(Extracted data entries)
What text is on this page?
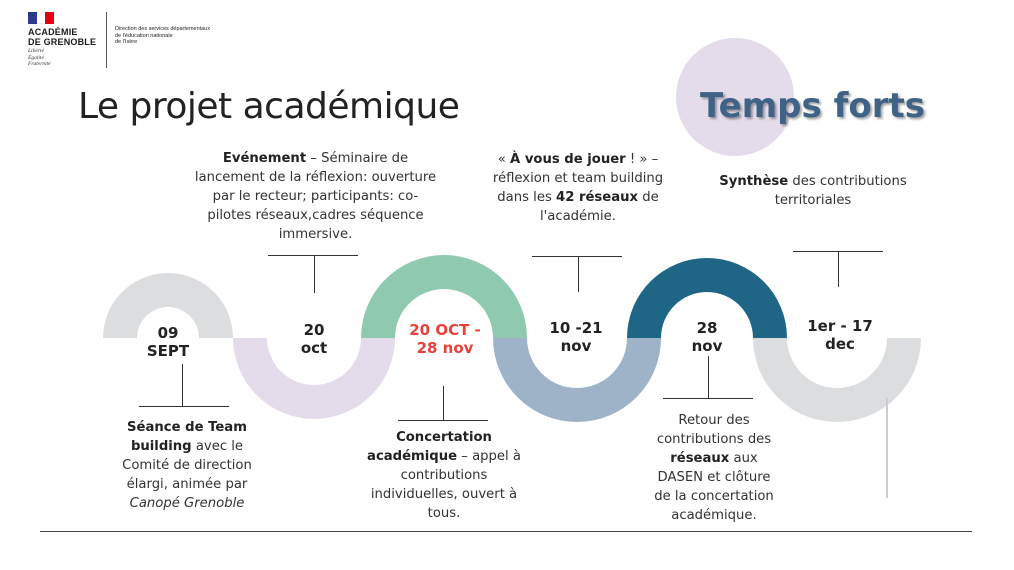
ACADÉMIE
DE GRENOBLE
Liberté
Égalité
Fraternité
Direction des services départementaux
de l'éducation nationale
de l'Isère
Le projet académique	Temps forts
09
SEPT
20
oct
20 OCT -
28 nov
10 -21
nov
28
nov
1er - 17
dec
Evénement – Séminaire de lancement de la réflexion: ouverture par le recteur; participants: co-pilotes réseaux,cadres séquence immersive.
« À vous de jouer ! » – réflexion et team building dans les 42 réseaux de l'académie.
Synthèse des contributions territoriales
Séance de Team building avec le Comité de direction élargi, animée par Canopé Grenoble
Concertation académique – appel à contributions individuelles, ouvert à tous.
Retour des contributions des réseaux aux DASEN et clôture de la concertation académique.
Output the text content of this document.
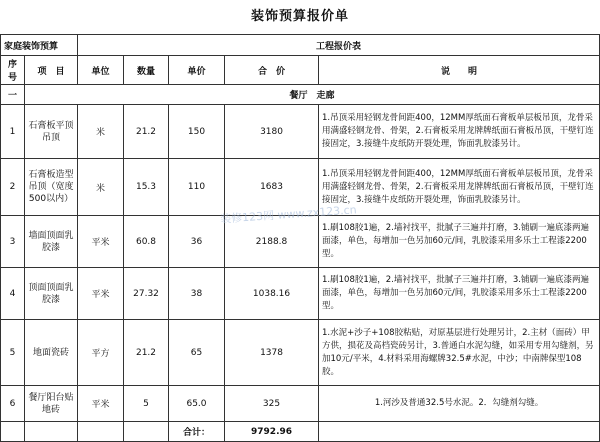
装饰预算报价单
家庭装饰预算		工程报价表				
序号	项　目	单位	数量	单价	合　价	说　　明
一	餐厅　走廊					
1	石膏板平顶吊顶	米	21.2	150	3180	1.吊顶采用轻钢龙骨间距400，12MM厚纸面石膏板单层板吊顶，龙骨采用满盛轻钢龙骨、骨架，2.石膏板采用龙牌牌纸面石膏板吊顶，干壁钉连接固定，3.接缝牛皮纸防开裂处理，饰面乳胶漆另计。
2	石膏板造型吊顶（宽度500以内）	米	15.3	110	1683	1.吊顶采用轻钢龙骨间距400，12MM厚纸面石膏板单层板吊顶，龙骨采用满盛轻钢龙骨、骨架，2.石膏板采用龙牌牌纸面石膏板吊顶，干壁钉连接固定，3.接缝牛皮纸防开裂处理，饰面乳胶漆另计。
3	墙面顶面乳胶漆	平米	60.8	36	2188.8	1.刷108胶1遍，2.墙衬找平，批腻子三遍并打磨，3.铺刷一遍底漆两遍面漆，单色，每增加一色另加60元/间，乳胶漆采用多乐士工程漆2200型。
4	顶面顶面乳胶漆	平米	27.32	38	1038.16	1.刷108胶1遍，2.墙衬找平，批腻子三遍并打磨，3.铺刷一遍底漆两遍面漆，单色，每增加一色另加60元/间，乳胶漆采用多乐士工程漆2200型。
5	地面瓷砖	平方	21.2	65	1378	1.水泥+沙子+108胶粘贴，对原基层进行处理另计，2.主材（面砖）甲方供，损花及高档瓷砖另计，3.普通白水泥勾缝，如采用专用勾缝剂，另加10元/平米，4.材料采用海螺牌32.5#水泥，中沙；中南牌保型108胶。
6	餐厅阳台贴地砖	平米	5	65.0	325	1.河沙及普通32.5号水泥。2．勾缝剂勾缝。
				合计：	9792.96	
装修123网 www.zx123.cn
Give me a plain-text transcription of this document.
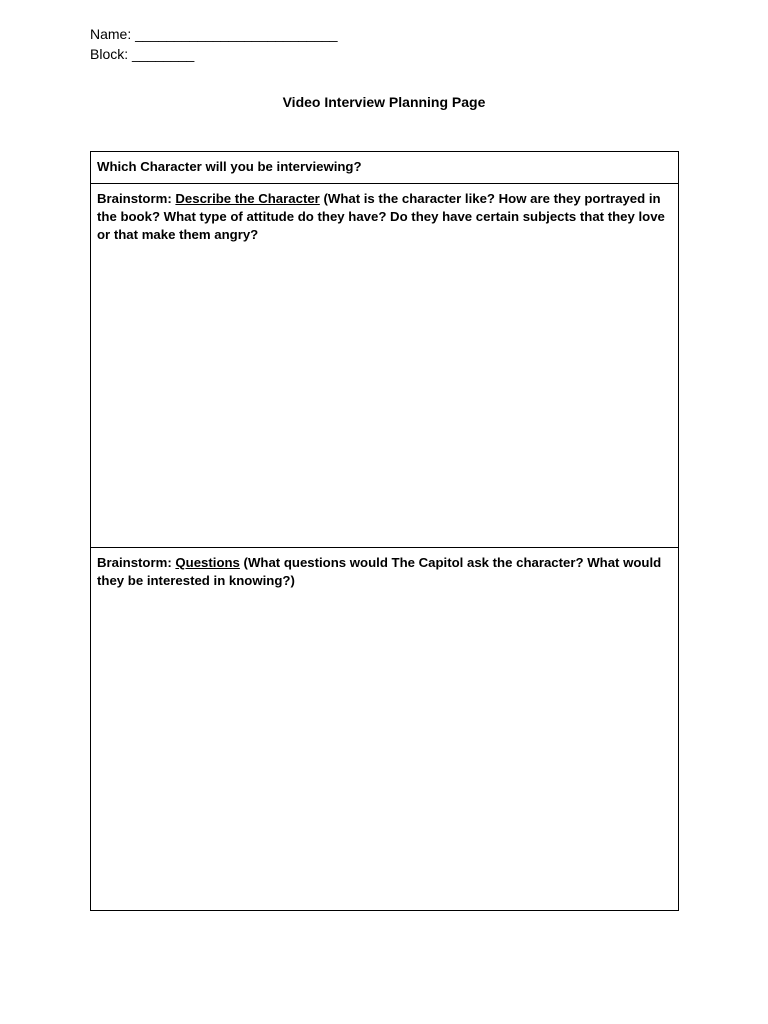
Name: __________________________
Block: ________
Video Interview Planning Page
Which Character will you be interviewing?
Brainstorm: Describe the Character (What is the character like? How are they portrayed in the book? What type of attitude do they have? Do they have certain subjects that they love or that make them angry?
Brainstorm: Questions (What questions would The Capitol ask the character? What would they be interested in knowing?)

▶ [Written problem]
All the lines above are to be reproduced exactly, except the pictures.

▶ [Solution for this problem]
What text is on this page?
ACADÉMIE
DE GRENOBLE
Liberté
Égalité
Fraternité
Direction des services départementaux
de l'éducation nationale
de l'Isère
Le projet académique	Temps forts
09
SEPT
20
oct
20 OCT -
28 nov
10 -21
nov
28
nov
1er - 17
dec
Evénement – Séminaire de lancement de la réflexion: ouverture par le recteur; participants: co-pilotes réseaux,cadres séquence immersive.
« À vous de jouer ! » – réflexion et team building dans les 42 réseaux de l'académie.
Synthèse des contributions territoriales
Séance de Team building avec le Comité de direction élargi, animée par Canopé Grenoble
Concertation académique – appel à contributions individuelles, ouvert à tous.
Retour des contributions des réseaux aux DASEN et clôture de la concertation académique.
Output the text content of this document.
装饰预算报价单
家庭装饰预算		工程报价表				
序号	项　目	单位	数量	单价	合　价	说　　明
一	餐厅　走廊					
1	石膏板平顶吊顶	米	21.2	150	3180	1.吊顶采用轻钢龙骨间距400，12MM厚纸面石膏板单层板吊顶，龙骨采用满盛轻钢龙骨、骨架，2.石膏板采用龙牌牌纸面石膏板吊顶，干壁钉连接固定，3.接缝牛皮纸防开裂处理，饰面乳胶漆另计。
2	石膏板造型吊顶（宽度500以内）	米	15.3	110	1683	1.吊顶采用轻钢龙骨间距400，12MM厚纸面石膏板单层板吊顶，龙骨采用满盛轻钢龙骨、骨架，2.石膏板采用龙牌牌纸面石膏板吊顶，干壁钉连接固定，3.接缝牛皮纸防开裂处理，饰面乳胶漆另计。
3	墙面顶面乳胶漆	平米	60.8	36	2188.8	1.刷108胶1遍，2.墙衬找平，批腻子三遍并打磨，3.铺刷一遍底漆两遍面漆，单色，每增加一色另加60元/间，乳胶漆采用多乐士工程漆2200型。
4	顶面顶面乳胶漆	平米	27.32	38	1038.16	1.刷108胶1遍，2.墙衬找平，批腻子三遍并打磨，3.铺刷一遍底漆两遍面漆，单色，每增加一色另加60元/间，乳胶漆采用多乐士工程漆2200型。
5	地面瓷砖	平方	21.2	65	1378	1.水泥+沙子+108胶粘贴，对原基层进行处理另计，2.主材（面砖）甲方供，损花及高档瓷砖另计，3.普通白水泥勾缝，如采用专用勾缝剂，另加10元/平米，4.材料采用海螺牌32.5#水泥，中沙；中南牌保型108胶。
6	餐厅阳台贴地砖	平米	5	65.0	325	1.河沙及普通32.5号水泥。2．勾缝剂勾缝。
				合计：	9792.96	
装修123网 www.zx123.cn
Give me a plain-text transcription of this document.
Name: __________________________
Block: ________
Video Interview Planning Page
Which Character will you be interviewing?
Brainstorm: Describe the Character (What is the character like? How are they portrayed in the book? What type of attitude do they have? Do they have certain subjects that they love or that make them angry?
Brainstorm: Questions (What questions would The Capitol ask the character? What would they be interested in knowing?)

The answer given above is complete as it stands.